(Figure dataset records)
[BEGIN]

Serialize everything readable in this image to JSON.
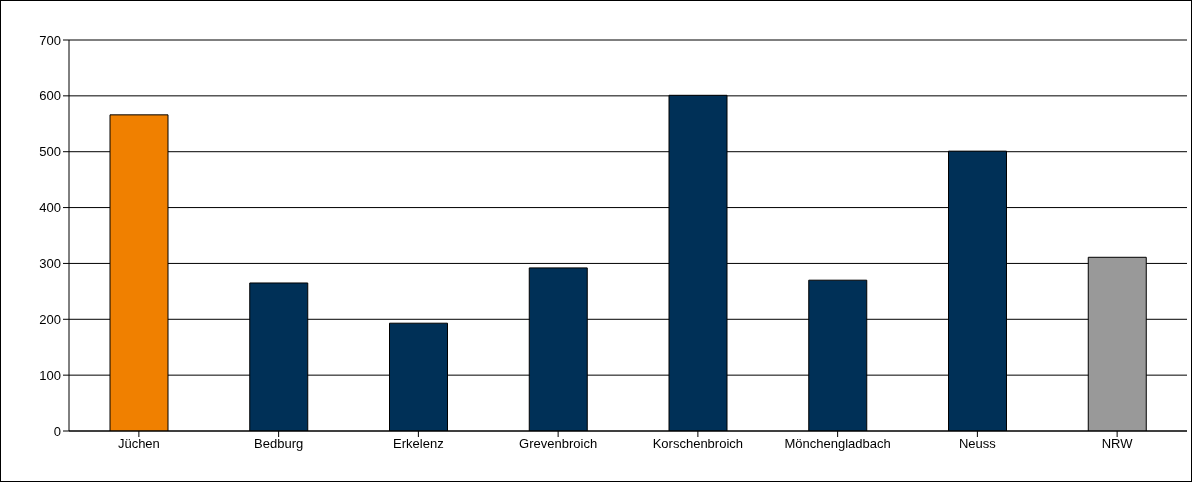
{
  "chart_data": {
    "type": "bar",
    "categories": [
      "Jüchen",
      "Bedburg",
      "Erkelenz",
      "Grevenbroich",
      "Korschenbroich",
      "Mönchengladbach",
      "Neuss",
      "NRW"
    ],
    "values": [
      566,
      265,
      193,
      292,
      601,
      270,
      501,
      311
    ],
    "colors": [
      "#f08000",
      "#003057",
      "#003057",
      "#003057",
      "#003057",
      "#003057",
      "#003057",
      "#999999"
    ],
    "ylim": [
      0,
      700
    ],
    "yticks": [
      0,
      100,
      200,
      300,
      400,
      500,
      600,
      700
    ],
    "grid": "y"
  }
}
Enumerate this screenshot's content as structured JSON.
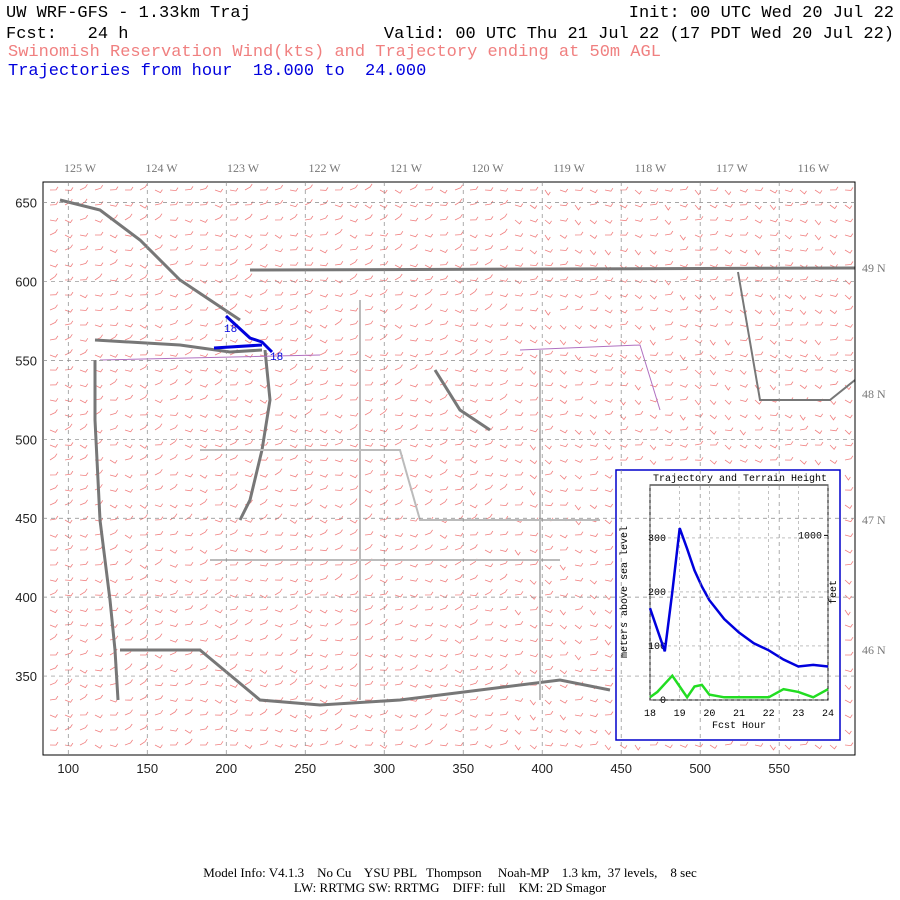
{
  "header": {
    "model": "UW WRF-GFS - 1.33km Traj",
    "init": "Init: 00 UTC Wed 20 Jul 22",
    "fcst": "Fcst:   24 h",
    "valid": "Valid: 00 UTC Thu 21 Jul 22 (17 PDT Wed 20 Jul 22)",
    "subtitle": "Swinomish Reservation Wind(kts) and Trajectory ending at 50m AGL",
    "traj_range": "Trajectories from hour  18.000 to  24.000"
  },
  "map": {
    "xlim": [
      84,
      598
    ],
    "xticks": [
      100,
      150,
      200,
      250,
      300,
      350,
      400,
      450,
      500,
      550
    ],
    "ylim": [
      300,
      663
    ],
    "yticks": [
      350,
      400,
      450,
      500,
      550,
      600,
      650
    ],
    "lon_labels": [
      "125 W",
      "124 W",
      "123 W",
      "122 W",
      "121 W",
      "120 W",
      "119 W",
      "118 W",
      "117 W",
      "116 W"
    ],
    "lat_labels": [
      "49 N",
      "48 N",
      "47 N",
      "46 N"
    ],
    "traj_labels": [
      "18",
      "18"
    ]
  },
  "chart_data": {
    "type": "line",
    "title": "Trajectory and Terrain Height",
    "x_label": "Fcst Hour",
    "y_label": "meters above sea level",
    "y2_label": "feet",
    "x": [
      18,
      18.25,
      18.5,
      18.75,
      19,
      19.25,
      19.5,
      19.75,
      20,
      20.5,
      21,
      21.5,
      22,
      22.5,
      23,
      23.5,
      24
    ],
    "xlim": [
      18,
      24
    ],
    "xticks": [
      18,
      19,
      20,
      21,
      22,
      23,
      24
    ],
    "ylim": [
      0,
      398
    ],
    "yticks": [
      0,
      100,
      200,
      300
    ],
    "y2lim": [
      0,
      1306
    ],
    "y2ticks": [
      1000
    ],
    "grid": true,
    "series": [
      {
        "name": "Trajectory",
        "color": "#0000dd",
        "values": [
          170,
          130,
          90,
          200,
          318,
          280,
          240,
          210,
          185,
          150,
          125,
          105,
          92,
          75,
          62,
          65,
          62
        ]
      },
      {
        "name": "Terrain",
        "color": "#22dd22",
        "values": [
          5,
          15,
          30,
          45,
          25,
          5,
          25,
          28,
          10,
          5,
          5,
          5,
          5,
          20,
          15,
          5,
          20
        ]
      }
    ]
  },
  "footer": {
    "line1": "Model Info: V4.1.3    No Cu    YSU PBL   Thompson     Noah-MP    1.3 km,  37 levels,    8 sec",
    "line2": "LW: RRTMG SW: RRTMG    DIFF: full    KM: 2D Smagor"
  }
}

[END]

Goal of the exercise — Reproduce every entry exactly, but omit each picture.

Result of the task —
Serialize everything readable in this image to JSON.
{
  "chart_data": {
    "type": "bar",
    "categories": [
      "Jüchen",
      "Bedburg",
      "Erkelenz",
      "Grevenbroich",
      "Korschenbroich",
      "Mönchengladbach",
      "Neuss",
      "NRW"
    ],
    "values": [
      566,
      265,
      193,
      292,
      601,
      270,
      501,
      311
    ],
    "colors": [
      "#f08000",
      "#003057",
      "#003057",
      "#003057",
      "#003057",
      "#003057",
      "#003057",
      "#999999"
    ],
    "ylim": [
      0,
      700
    ],
    "yticks": [
      0,
      100,
      200,
      300,
      400,
      500,
      600,
      700
    ],
    "grid": "y"
  }
}
Enumerate this screenshot's content as structured JSON.
{
  "header": {
    "model": "UW WRF-GFS - 1.33km Traj",
    "init": "Init: 00 UTC Wed 20 Jul 22",
    "fcst": "Fcst:   24 h",
    "valid": "Valid: 00 UTC Thu 21 Jul 22 (17 PDT Wed 20 Jul 22)",
    "subtitle": "Swinomish Reservation Wind(kts) and Trajectory ending at 50m AGL",
    "traj_range": "Trajectories from hour  18.000 to  24.000"
  },
  "map": {
    "xlim": [
      84,
      598
    ],
    "xticks": [
      100,
      150,
      200,
      250,
      300,
      350,
      400,
      450,
      500,
      550
    ],
    "ylim": [
      300,
      663
    ],
    "yticks": [
      350,
      400,
      450,
      500,
      550,
      600,
      650
    ],
    "lon_labels": [
      "125 W",
      "124 W",
      "123 W",
      "122 W",
      "121 W",
      "120 W",
      "119 W",
      "118 W",
      "117 W",
      "116 W"
    ],
    "lat_labels": [
      "49 N",
      "48 N",
      "47 N",
      "46 N"
    ],
    "traj_labels": [
      "18",
      "18"
    ]
  },
  "chart_data": {
    "type": "line",
    "title": "Trajectory and Terrain Height",
    "x_label": "Fcst Hour",
    "y_label": "meters above sea level",
    "y2_label": "feet",
    "x": [
      18,
      18.25,
      18.5,
      18.75,
      19,
      19.25,
      19.5,
      19.75,
      20,
      20.5,
      21,
      21.5,
      22,
      22.5,
      23,
      23.5,
      24
    ],
    "xlim": [
      18,
      24
    ],
    "xticks": [
      18,
      19,
      20,
      21,
      22,
      23,
      24
    ],
    "ylim": [
      0,
      398
    ],
    "yticks": [
      0,
      100,
      200,
      300
    ],
    "y2lim": [
      0,
      1306
    ],
    "y2ticks": [
      1000
    ],
    "grid": true,
    "series": [
      {
        "name": "Trajectory",
        "color": "#0000dd",
        "values": [
          170,
          130,
          90,
          200,
          318,
          280,
          240,
          210,
          185,
          150,
          125,
          105,
          92,
          75,
          62,
          65,
          62
        ]
      },
      {
        "name": "Terrain",
        "color": "#22dd22",
        "values": [
          5,
          15,
          30,
          45,
          25,
          5,
          25,
          28,
          10,
          5,
          5,
          5,
          5,
          20,
          15,
          5,
          20
        ]
      }
    ]
  },
  "footer": {
    "line1": "Model Info: V4.1.3    No Cu    YSU PBL   Thompson     Noah-MP    1.3 km,  37 levels,    8 sec",
    "line2": "LW: RRTMG SW: RRTMG    DIFF: full    KM: 2D Smagor"
  }
}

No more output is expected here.